Data provided =>
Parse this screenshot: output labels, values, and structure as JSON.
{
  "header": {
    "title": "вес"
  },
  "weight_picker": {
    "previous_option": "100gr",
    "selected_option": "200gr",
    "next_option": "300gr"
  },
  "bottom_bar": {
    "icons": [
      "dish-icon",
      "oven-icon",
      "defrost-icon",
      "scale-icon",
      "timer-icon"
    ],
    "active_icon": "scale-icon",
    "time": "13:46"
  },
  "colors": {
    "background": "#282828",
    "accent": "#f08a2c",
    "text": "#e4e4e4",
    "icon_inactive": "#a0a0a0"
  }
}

Task description => Output each record precisely as given.

Expected output =>
Parse this screenshot: output labels, values, and structure as JSON.
{
  "header": {
    "title": "вес"
  },
  "weight_picker": {
    "previous_option": "100gr",
    "selected_option": "200gr",
    "next_option": "300gr"
  },
  "bottom_bar": {
    "icons": [
      "dish-icon",
      "oven-icon",
      "defrost-icon",
      "scale-icon",
      "timer-icon"
    ],
    "active_icon": "scale-icon",
    "time": "13:46"
  },
  "colors": {
    "background": "#282828",
    "accent": "#f08a2c",
    "text": "#e4e4e4",
    "icon_inactive": "#a0a0a0"
  }
}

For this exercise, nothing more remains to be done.